» **What to work on**
Copy out every line holding the string "wollen" from the records below.

[Stored items]
---

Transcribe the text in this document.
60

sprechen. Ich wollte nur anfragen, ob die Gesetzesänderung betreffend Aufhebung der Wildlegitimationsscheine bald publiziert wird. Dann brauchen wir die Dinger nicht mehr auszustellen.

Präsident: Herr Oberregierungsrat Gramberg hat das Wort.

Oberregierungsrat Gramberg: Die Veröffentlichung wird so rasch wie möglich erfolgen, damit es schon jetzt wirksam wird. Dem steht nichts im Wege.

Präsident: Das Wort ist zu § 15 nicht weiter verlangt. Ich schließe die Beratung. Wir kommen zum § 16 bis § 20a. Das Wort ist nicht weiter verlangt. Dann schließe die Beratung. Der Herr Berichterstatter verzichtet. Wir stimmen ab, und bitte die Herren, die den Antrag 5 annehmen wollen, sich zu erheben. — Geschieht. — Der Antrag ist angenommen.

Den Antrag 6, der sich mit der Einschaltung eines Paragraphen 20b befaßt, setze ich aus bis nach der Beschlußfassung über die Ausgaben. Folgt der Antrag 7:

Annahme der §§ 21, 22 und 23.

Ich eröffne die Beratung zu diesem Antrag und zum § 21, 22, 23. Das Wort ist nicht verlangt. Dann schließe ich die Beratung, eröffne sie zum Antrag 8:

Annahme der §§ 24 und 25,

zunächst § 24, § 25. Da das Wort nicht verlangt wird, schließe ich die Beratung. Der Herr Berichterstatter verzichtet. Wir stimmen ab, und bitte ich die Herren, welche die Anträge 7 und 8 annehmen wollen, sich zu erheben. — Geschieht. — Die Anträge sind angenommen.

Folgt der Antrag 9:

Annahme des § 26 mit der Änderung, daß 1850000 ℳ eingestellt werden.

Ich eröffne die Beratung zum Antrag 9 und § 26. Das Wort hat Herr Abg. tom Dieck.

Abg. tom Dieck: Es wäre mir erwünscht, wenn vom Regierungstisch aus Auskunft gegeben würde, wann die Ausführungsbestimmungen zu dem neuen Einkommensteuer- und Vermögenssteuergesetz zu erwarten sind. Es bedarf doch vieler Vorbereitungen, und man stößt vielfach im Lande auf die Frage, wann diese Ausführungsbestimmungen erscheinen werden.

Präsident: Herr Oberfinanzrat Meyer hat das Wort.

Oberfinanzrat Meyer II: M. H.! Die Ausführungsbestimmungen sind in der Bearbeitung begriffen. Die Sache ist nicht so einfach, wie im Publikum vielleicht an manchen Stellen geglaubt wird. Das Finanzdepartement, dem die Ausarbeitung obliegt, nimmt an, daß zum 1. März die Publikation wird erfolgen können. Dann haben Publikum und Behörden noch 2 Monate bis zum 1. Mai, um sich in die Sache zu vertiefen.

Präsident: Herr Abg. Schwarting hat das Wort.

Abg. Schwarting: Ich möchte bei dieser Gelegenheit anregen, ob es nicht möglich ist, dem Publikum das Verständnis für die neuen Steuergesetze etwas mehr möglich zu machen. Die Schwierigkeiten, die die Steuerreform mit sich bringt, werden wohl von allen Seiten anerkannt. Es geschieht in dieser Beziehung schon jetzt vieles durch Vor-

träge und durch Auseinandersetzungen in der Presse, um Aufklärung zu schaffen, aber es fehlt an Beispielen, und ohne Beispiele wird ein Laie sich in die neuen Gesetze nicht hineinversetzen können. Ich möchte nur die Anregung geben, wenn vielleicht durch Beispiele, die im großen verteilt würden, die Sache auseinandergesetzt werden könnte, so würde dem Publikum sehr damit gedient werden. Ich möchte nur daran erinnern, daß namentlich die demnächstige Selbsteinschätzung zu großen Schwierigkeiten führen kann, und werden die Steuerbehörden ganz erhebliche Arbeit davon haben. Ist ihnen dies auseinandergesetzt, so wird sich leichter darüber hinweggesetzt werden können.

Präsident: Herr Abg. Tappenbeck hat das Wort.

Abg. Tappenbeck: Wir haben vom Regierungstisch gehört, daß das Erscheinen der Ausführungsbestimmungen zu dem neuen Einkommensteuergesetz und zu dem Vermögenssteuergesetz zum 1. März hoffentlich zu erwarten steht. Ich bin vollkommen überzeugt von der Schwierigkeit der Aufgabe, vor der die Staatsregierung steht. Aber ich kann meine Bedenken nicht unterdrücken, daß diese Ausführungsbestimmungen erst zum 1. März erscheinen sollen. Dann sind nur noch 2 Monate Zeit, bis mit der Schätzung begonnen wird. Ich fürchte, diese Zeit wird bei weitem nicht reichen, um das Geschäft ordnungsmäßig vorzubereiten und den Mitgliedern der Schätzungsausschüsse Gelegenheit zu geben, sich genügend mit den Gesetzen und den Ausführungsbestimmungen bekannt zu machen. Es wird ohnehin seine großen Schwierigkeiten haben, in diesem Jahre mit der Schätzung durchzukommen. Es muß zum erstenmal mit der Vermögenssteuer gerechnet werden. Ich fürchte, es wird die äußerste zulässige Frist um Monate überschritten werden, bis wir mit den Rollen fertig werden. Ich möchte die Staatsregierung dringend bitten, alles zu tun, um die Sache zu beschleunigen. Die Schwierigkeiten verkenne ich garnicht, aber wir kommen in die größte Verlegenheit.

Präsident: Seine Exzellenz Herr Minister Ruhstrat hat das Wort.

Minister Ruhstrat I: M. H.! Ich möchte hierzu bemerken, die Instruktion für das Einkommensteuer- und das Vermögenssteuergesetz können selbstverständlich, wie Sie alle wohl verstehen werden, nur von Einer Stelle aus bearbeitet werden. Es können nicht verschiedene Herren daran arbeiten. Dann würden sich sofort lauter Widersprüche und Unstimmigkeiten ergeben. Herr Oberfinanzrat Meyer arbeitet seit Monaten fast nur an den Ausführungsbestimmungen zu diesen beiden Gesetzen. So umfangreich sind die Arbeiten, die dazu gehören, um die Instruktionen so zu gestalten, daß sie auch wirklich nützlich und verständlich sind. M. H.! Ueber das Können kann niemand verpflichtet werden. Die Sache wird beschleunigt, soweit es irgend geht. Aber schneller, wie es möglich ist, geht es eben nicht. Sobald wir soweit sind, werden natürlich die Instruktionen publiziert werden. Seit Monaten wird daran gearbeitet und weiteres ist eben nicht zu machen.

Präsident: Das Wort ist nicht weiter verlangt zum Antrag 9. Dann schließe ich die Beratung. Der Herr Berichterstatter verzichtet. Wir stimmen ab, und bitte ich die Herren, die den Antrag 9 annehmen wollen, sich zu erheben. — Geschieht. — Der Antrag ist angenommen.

---

» **Output for this exercise**
Präsident: Das Wort ist zu § 15 nicht weiter verlangt. Ich schließe die Beratung. Wir kommen zum § 16 bis § 20a. Das Wort ist nicht weiter verlangt. Dann schließe die Beratung. Der Herr Berichterstatter verzichtet. Wir stimmen ab, und bitte die Herren, die den Antrag 5 annehmen wollen, sich zu erheben. — Geschieht. — Der Antrag ist angenommen.
zunächst § 24, § 25. Da das Wort nicht verlangt wird, schließe ich die Beratung. Der Herr Berichterstatter verzichtet. Wir stimmen ab, und bitte ich die Herren, welche die Anträge 7 und 8 annehmen wollen, sich zu erheben. — Geschieht. — Die Anträge sind angenommen.
Präsident: Das Wort ist nicht weiter verlangt zum Antrag 9. Dann schließe ich die Beratung. Der Herr Berichterstatter verzichtet. Wir stimmen ab, und bitte ich die Herren, die den Antrag 9 annehmen wollen, sich zu erheben. — Geschieht. — Der Antrag ist angenommen.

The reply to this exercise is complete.